**YOUR INSTRUCTIONS**
What follows is a listing to be transcribed exactly.

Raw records
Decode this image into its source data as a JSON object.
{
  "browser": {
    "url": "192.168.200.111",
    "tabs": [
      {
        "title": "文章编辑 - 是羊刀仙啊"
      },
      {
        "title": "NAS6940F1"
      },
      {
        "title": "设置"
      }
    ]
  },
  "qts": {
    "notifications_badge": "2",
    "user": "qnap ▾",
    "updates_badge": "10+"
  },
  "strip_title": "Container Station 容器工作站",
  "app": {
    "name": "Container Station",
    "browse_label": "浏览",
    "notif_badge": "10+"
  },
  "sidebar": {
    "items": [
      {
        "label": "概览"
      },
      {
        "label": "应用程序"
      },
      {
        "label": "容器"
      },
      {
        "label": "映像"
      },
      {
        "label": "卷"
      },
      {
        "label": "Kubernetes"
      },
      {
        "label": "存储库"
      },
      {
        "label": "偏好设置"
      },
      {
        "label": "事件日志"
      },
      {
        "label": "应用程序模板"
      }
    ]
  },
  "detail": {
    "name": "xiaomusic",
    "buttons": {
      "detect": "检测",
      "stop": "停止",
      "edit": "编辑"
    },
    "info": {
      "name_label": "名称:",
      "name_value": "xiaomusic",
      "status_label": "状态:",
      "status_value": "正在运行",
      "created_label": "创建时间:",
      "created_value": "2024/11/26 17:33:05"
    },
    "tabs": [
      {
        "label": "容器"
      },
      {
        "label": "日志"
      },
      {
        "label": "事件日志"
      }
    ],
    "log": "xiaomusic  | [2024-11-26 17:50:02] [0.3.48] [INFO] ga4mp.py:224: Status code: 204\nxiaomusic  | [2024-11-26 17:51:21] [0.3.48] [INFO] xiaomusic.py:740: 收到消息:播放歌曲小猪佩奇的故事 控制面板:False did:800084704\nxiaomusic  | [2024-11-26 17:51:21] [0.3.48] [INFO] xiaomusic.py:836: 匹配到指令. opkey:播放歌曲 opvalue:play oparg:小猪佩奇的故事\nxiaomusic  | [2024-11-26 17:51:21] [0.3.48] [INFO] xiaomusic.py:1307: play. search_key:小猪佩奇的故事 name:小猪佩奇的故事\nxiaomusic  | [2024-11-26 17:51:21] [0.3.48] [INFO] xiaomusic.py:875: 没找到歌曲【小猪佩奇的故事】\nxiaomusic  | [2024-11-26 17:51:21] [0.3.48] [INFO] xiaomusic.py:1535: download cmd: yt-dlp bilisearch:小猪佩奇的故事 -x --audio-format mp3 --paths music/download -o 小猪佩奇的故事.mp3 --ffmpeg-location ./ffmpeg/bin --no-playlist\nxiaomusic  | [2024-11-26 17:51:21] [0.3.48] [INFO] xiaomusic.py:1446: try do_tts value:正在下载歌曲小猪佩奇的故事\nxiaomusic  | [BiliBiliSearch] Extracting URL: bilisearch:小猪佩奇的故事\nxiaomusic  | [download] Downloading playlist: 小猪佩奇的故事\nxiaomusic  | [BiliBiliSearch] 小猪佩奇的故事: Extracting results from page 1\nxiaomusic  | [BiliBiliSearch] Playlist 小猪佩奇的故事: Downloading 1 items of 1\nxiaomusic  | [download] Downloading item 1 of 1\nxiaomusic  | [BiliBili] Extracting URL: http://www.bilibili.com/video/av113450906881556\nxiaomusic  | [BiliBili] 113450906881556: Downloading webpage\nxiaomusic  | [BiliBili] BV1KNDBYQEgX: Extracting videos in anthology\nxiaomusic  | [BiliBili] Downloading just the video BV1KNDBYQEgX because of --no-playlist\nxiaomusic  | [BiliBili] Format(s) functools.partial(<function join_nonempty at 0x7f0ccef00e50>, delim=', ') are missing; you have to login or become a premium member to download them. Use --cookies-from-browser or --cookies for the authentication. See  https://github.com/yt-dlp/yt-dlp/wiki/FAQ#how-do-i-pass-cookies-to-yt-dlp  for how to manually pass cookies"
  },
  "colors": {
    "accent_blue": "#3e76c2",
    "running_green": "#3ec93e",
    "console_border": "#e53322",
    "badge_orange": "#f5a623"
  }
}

**RESPONSE TO THIS EXERCISE**
Decode this image into its source data as a JSON object.
{
  "browser": {
    "url": "192.168.200.111",
    "tabs": [
      {
        "title": "文章编辑 - 是羊刀仙啊"
      },
      {
        "title": "NAS6940F1"
      },
      {
        "title": "设置"
      }
    ]
  },
  "qts": {
    "notifications_badge": "2",
    "user": "qnap ▾",
    "updates_badge": "10+"
  },
  "strip_title": "Container Station 容器工作站",
  "app": {
    "name": "Container Station",
    "browse_label": "浏览",
    "notif_badge": "10+"
  },
  "sidebar": {
    "items": [
      {
        "label": "概览"
      },
      {
        "label": "应用程序"
      },
      {
        "label": "容器"
      },
      {
        "label": "映像"
      },
      {
        "label": "卷"
      },
      {
        "label": "Kubernetes"
      },
      {
        "label": "存储库"
      },
      {
        "label": "偏好设置"
      },
      {
        "label": "事件日志"
      },
      {
        "label": "应用程序模板"
      }
    ]
  },
  "detail": {
    "name": "xiaomusic",
    "buttons": {
      "detect": "检测",
      "stop": "停止",
      "edit": "编辑"
    },
    "info": {
      "name_label": "名称:",
      "name_value": "xiaomusic",
      "status_label": "状态:",
      "status_value": "正在运行",
      "created_label": "创建时间:",
      "created_value": "2024/11/26 17:33:05"
    },
    "tabs": [
      {
        "label": "容器"
      },
      {
        "label": "日志"
      },
      {
        "label": "事件日志"
      }
    ],
    "log": "xiaomusic  | [2024-11-26 17:50:02] [0.3.48] [INFO] ga4mp.py:224: Status code: 204\nxiaomusic  | [2024-11-26 17:51:21] [0.3.48] [INFO] xiaomusic.py:740: 收到消息:播放歌曲小猪佩奇的故事 控制面板:False did:800084704\nxiaomusic  | [2024-11-26 17:51:21] [0.3.48] [INFO] xiaomusic.py:836: 匹配到指令. opkey:播放歌曲 opvalue:play oparg:小猪佩奇的故事\nxiaomusic  | [2024-11-26 17:51:21] [0.3.48] [INFO] xiaomusic.py:1307: play. search_key:小猪佩奇的故事 name:小猪佩奇的故事\nxiaomusic  | [2024-11-26 17:51:21] [0.3.48] [INFO] xiaomusic.py:875: 没找到歌曲【小猪佩奇的故事】\nxiaomusic  | [2024-11-26 17:51:21] [0.3.48] [INFO] xiaomusic.py:1535: download cmd: yt-dlp bilisearch:小猪佩奇的故事 -x --audio-format mp3 --paths music/download -o 小猪佩奇的故事.mp3 --ffmpeg-location ./ffmpeg/bin --no-playlist\nxiaomusic  | [2024-11-26 17:51:21] [0.3.48] [INFO] xiaomusic.py:1446: try do_tts value:正在下载歌曲小猪佩奇的故事\nxiaomusic  | [BiliBiliSearch] Extracting URL: bilisearch:小猪佩奇的故事\nxiaomusic  | [download] Downloading playlist: 小猪佩奇的故事\nxiaomusic  | [BiliBiliSearch] 小猪佩奇的故事: Extracting results from page 1\nxiaomusic  | [BiliBiliSearch] Playlist 小猪佩奇的故事: Downloading 1 items of 1\nxiaomusic  | [download] Downloading item 1 of 1\nxiaomusic  | [BiliBili] Extracting URL: http://www.bilibili.com/video/av113450906881556\nxiaomusic  | [BiliBili] 113450906881556: Downloading webpage\nxiaomusic  | [BiliBili] BV1KNDBYQEgX: Extracting videos in anthology\nxiaomusic  | [BiliBili] Downloading just the video BV1KNDBYQEgX because of --no-playlist\nxiaomusic  | [BiliBili] Format(s) functools.partial(<function join_nonempty at 0x7f0ccef00e50>, delim=', ') are missing; you have to login or become a premium member to download them. Use --cookies-from-browser or --cookies for the authentication. See  https://github.com/yt-dlp/yt-dlp/wiki/FAQ#how-do-i-pass-cookies-to-yt-dlp  for how to manually pass cookies"
  },
  "colors": {
    "accent_blue": "#3e76c2",
    "running_green": "#3ec93e",
    "console_border": "#e53322",
    "badge_orange": "#f5a623"
  }
}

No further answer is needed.